TASK BRIEF – Show all lines from the listing below that contain "name".

EXERCISE INPUTS –
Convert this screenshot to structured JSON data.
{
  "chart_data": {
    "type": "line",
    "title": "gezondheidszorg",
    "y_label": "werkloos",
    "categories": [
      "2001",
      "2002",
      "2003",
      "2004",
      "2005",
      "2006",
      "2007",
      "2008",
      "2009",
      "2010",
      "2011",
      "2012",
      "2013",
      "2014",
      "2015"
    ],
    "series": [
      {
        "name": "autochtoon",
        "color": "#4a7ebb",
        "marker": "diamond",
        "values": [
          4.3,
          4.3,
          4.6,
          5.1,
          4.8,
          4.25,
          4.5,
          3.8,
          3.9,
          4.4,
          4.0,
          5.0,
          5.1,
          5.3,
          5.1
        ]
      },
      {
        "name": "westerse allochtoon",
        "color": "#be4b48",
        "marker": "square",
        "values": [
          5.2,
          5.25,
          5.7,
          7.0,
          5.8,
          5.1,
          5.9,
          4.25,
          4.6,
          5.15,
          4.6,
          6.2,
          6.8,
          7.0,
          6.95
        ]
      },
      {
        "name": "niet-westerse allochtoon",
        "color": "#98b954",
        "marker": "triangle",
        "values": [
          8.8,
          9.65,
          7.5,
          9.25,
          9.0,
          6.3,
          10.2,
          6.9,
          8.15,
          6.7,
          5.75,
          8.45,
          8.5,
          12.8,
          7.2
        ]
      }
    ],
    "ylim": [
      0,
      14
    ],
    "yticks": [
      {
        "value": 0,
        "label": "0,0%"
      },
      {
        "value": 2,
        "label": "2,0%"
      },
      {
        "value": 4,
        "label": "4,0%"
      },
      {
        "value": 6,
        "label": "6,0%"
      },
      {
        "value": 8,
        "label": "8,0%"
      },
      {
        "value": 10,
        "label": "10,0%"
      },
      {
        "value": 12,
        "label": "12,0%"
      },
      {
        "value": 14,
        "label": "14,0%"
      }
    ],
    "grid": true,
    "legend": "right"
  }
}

EXERCISE ANSWER –
        "name": "autochtoon",
        "name": "westerse allochtoon",
        "name": "niet-westerse allochtoon",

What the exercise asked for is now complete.